PROBLEM DETAILS: Copy everything in the listing from the line containing "For every button, label, input, icon, or" down to the line containing "- svg-text:GB: GB: [247, 418, 279, 443]", with both of those lines included.

○ ○ ○ ○ ○ ○ ○

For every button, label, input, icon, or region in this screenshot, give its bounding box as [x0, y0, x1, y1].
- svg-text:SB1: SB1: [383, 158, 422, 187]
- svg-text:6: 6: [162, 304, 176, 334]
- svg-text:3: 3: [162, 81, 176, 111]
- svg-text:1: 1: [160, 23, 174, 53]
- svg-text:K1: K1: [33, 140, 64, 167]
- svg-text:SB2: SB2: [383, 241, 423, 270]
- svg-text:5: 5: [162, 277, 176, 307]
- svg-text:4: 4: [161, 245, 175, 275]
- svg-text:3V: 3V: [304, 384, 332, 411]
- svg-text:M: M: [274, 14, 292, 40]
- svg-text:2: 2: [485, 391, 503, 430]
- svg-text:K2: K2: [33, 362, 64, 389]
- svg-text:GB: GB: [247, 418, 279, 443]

○ ○ ○ ○ ○ ○ ○

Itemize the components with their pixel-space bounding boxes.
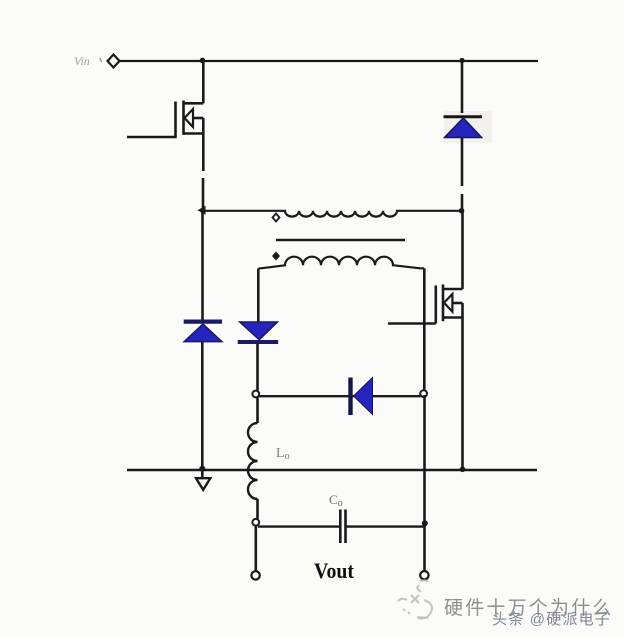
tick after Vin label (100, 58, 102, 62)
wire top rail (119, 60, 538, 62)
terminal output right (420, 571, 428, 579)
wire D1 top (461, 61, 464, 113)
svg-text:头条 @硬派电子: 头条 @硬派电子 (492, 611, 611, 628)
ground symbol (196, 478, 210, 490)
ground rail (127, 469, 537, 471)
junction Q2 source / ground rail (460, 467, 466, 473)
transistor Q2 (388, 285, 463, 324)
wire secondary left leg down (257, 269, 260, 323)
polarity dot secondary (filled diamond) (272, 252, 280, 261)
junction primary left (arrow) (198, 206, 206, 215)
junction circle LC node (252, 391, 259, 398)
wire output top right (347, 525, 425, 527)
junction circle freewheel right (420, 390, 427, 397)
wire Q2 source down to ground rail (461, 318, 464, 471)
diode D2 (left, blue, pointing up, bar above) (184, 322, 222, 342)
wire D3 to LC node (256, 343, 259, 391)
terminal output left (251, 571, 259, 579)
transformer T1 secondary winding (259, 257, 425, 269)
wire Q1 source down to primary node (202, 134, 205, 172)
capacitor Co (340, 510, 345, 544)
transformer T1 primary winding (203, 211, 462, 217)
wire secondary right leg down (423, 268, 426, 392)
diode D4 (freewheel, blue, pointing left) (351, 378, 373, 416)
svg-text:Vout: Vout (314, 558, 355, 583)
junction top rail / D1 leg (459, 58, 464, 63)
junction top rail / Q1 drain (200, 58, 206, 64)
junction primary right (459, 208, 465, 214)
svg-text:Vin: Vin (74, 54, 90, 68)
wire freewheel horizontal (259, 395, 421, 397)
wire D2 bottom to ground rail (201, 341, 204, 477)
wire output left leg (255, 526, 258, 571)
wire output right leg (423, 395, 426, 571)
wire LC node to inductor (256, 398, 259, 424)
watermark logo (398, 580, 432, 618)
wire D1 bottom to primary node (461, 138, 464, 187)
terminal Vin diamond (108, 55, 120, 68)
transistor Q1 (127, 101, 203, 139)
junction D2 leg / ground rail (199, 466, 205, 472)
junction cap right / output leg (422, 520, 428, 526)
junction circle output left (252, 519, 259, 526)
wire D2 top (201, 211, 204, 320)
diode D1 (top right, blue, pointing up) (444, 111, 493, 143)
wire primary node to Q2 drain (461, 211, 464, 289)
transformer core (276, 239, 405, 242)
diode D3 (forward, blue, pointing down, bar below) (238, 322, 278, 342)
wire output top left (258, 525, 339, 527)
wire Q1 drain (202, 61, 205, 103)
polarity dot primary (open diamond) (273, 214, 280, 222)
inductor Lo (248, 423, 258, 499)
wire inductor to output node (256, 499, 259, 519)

○ ○ ○ ○ ○ ○ ○

ANSWER FOR THIS EXERCISE:
For every button, label, input, icon, or region in this screenshot, give its bounding box as [x0, y0, x1, y1].
- svg-text:SB1: SB1: [383, 158, 422, 187]
- svg-text:6: 6: [162, 304, 176, 334]
- svg-text:3: 3: [162, 81, 176, 111]
- svg-text:1: 1: [160, 23, 174, 53]
- svg-text:K1: K1: [33, 140, 64, 167]
- svg-text:SB2: SB2: [383, 241, 423, 270]
- svg-text:5: 5: [162, 277, 176, 307]
- svg-text:4: 4: [161, 245, 175, 275]
- svg-text:3V: 3V: [304, 384, 332, 411]
- svg-text:M: M: [274, 14, 292, 40]
- svg-text:2: 2: [485, 391, 503, 430]
- svg-text:K2: K2: [33, 362, 64, 389]
- svg-text:GB: GB: [247, 418, 279, 443]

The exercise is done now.